AIM OF THE EXERCISE = Copy exactly the last part of the entries, starting from the line with "Give me a plain-text" and including the final line.

--- Begin EXERCISE INPUT ---

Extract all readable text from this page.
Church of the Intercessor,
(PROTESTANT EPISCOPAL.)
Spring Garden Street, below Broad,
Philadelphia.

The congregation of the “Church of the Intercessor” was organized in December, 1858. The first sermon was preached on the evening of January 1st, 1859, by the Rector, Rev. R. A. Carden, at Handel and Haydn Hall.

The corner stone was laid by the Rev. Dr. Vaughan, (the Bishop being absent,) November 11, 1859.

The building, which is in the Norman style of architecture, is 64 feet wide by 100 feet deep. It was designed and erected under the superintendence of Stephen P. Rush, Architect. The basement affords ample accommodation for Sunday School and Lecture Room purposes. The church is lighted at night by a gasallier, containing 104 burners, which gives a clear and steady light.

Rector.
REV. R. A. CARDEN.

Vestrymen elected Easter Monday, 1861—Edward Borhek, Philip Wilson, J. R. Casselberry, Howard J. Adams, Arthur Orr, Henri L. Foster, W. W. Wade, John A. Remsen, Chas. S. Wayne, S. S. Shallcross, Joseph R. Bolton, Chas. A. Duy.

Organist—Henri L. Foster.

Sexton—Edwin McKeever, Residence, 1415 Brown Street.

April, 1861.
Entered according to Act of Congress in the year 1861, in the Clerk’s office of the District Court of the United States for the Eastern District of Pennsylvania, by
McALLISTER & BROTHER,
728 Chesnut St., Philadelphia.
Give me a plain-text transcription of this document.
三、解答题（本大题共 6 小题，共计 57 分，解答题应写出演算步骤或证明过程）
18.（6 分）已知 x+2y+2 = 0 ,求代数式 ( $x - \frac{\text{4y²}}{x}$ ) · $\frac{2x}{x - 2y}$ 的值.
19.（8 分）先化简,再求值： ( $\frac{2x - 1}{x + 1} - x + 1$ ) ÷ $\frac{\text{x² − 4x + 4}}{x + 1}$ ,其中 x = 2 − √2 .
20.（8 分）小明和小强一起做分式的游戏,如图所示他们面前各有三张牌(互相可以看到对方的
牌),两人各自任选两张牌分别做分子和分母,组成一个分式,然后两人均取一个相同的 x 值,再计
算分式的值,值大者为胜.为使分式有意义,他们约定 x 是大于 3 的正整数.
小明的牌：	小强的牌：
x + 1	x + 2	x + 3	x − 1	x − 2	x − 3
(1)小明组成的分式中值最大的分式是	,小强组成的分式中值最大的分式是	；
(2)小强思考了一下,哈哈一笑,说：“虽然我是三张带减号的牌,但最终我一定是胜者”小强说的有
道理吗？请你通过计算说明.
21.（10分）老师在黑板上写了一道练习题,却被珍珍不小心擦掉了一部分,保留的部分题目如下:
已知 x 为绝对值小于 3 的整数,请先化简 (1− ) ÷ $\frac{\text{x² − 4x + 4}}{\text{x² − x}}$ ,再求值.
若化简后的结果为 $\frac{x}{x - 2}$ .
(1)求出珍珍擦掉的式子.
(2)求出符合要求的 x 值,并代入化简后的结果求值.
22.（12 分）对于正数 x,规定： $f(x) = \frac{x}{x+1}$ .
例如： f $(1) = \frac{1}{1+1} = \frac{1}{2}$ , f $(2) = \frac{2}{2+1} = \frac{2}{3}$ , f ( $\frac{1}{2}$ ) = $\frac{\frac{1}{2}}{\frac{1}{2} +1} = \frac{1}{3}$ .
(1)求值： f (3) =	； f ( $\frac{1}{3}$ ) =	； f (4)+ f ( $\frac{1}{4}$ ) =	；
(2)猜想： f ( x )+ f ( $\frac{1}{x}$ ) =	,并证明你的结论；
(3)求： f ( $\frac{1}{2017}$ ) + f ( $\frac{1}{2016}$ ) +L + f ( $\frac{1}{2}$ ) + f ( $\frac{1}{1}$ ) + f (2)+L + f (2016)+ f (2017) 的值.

--- End EXERCISE INPUT ---

SOLUTION FOR THIS TASK =
Give me a plain-text transcription of this document.
三、解答题（本大题共 6 小题，共计 57 分，解答题应写出演算步骤或证明过程）
18.（6 分）已知 x+2y+2 = 0 ,求代数式 ( $x - \frac{\text{4y²}}{x}$ ) · $\frac{2x}{x - 2y}$ 的值.
19.（8 分）先化简,再求值： ( $\frac{2x - 1}{x + 1} - x + 1$ ) ÷ $\frac{\text{x² − 4x + 4}}{x + 1}$ ,其中 x = 2 − √2 .
20.（8 分）小明和小强一起做分式的游戏,如图所示他们面前各有三张牌(互相可以看到对方的
牌),两人各自任选两张牌分别做分子和分母,组成一个分式,然后两人均取一个相同的 x 值,再计
算分式的值,值大者为胜.为使分式有意义,他们约定 x 是大于 3 的正整数.
小明的牌：	小强的牌：
x + 1	x + 2	x + 3	x − 1	x − 2	x − 3
(1)小明组成的分式中值最大的分式是	,小强组成的分式中值最大的分式是	；
(2)小强思考了一下,哈哈一笑,说：“虽然我是三张带减号的牌,但最终我一定是胜者”小强说的有
道理吗？请你通过计算说明.
21.（10分）老师在黑板上写了一道练习题,却被珍珍不小心擦掉了一部分,保留的部分题目如下:
已知 x 为绝对值小于 3 的整数,请先化简 (1− ) ÷ $\frac{\text{x² − 4x + 4}}{\text{x² − x}}$ ,再求值.
若化简后的结果为 $\frac{x}{x - 2}$ .
(1)求出珍珍擦掉的式子.
(2)求出符合要求的 x 值,并代入化简后的结果求值.
22.（12 分）对于正数 x,规定： $f(x) = \frac{x}{x+1}$ .
例如： f $(1) = \frac{1}{1+1} = \frac{1}{2}$ , f $(2) = \frac{2}{2+1} = \frac{2}{3}$ , f ( $\frac{1}{2}$ ) = $\frac{\frac{1}{2}}{\frac{1}{2} +1} = \frac{1}{3}$ .
(1)求值： f (3) =	； f ( $\frac{1}{3}$ ) =	； f (4)+ f ( $\frac{1}{4}$ ) =	；
(2)猜想： f ( x )+ f ( $\frac{1}{x}$ ) =	,并证明你的结论；
(3)求： f ( $\frac{1}{2017}$ ) + f ( $\frac{1}{2016}$ ) +L + f ( $\frac{1}{2}$ ) + f ( $\frac{1}{1}$ ) + f (2)+L + f (2016)+ f (2017) 的值.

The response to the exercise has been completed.